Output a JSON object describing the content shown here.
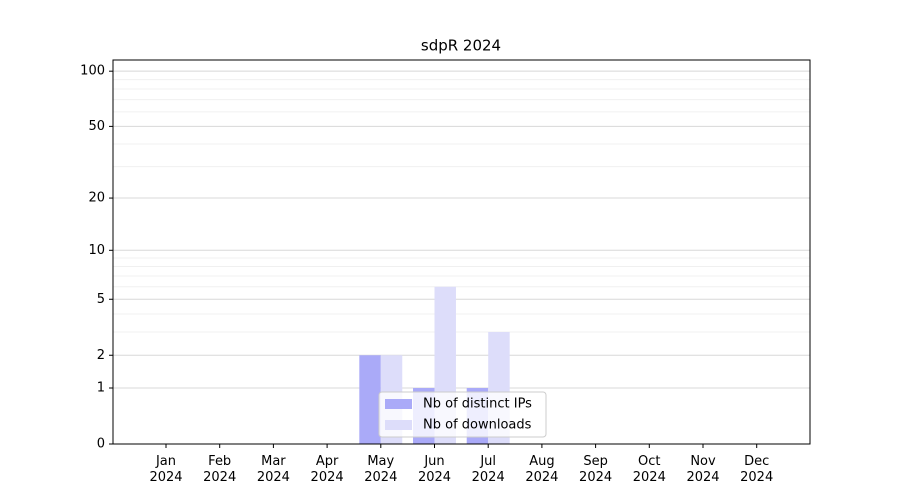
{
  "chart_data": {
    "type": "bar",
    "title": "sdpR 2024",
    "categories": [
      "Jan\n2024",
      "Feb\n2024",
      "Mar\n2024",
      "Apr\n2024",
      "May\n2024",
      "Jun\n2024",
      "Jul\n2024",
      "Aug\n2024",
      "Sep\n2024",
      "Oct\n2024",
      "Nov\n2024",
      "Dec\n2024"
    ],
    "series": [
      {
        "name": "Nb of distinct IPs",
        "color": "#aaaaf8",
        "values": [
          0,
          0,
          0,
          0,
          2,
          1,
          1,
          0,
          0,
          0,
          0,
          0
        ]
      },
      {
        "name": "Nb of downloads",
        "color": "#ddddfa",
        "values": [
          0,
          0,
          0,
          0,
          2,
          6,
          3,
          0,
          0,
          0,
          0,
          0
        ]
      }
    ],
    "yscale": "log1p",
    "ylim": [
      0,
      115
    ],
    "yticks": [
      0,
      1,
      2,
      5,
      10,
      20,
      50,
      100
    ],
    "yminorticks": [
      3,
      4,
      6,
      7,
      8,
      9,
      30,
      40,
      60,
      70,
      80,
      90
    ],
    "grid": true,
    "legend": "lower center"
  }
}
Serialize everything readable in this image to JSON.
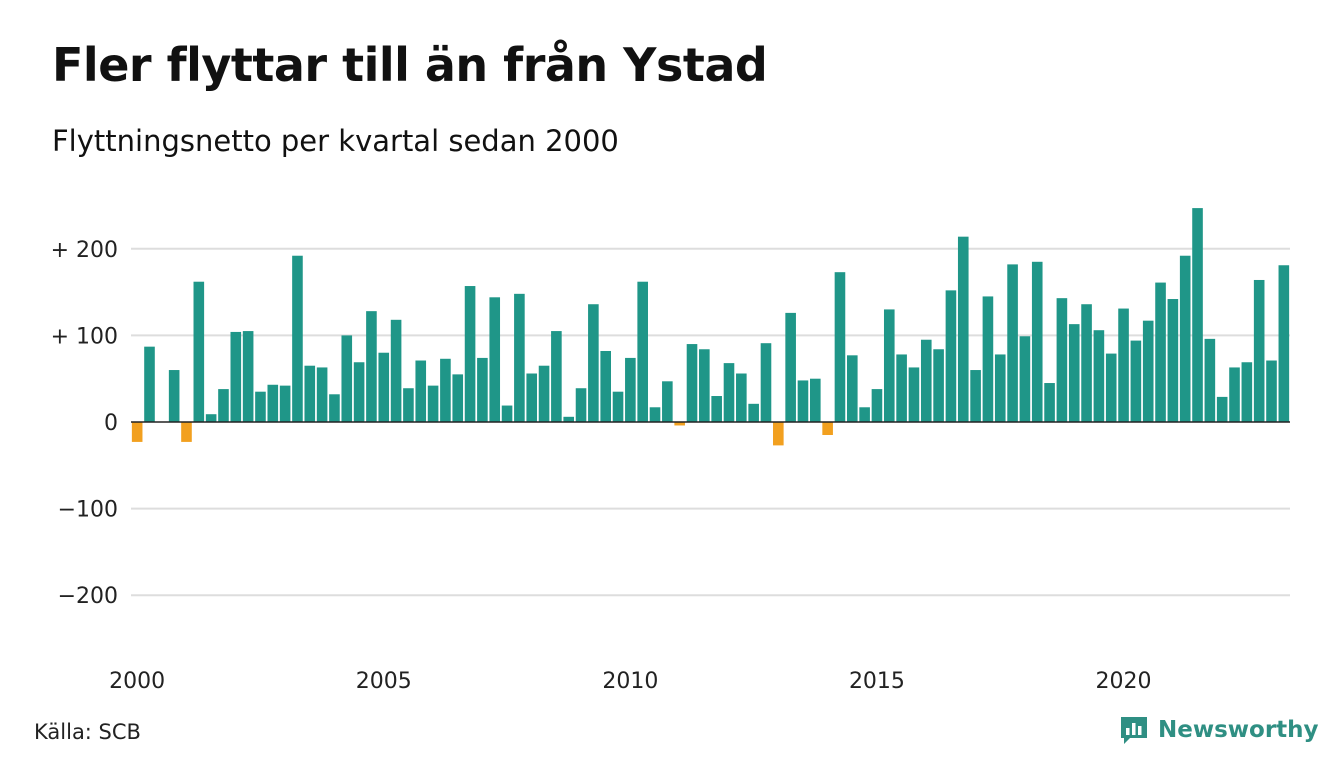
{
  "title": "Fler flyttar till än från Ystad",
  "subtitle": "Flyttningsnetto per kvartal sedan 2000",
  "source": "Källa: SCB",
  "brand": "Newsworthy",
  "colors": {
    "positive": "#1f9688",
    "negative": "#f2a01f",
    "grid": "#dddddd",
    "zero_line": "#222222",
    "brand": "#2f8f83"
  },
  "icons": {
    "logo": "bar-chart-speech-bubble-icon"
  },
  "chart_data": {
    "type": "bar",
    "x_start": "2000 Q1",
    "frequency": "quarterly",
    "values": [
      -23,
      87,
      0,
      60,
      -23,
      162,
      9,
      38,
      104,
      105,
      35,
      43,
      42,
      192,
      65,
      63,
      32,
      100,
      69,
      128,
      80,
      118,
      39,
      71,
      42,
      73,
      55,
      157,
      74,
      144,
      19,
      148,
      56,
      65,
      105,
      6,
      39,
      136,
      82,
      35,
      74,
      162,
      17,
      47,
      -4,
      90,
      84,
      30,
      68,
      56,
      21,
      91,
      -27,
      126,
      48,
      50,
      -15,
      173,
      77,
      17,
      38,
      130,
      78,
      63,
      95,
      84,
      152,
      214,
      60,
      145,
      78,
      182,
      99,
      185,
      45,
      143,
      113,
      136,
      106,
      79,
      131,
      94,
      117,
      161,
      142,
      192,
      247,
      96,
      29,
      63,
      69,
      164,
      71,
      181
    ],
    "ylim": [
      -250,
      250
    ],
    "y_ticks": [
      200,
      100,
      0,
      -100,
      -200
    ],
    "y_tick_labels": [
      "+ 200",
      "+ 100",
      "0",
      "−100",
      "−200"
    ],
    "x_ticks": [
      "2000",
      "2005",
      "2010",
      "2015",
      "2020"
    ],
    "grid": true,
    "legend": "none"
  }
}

▶ [Exercise prompt]:
Look through the material and copy each line that has "name".

▶ [Exercise response]:
        "name": "Nb of distinct IPs",
        "name": "Nb of downloads",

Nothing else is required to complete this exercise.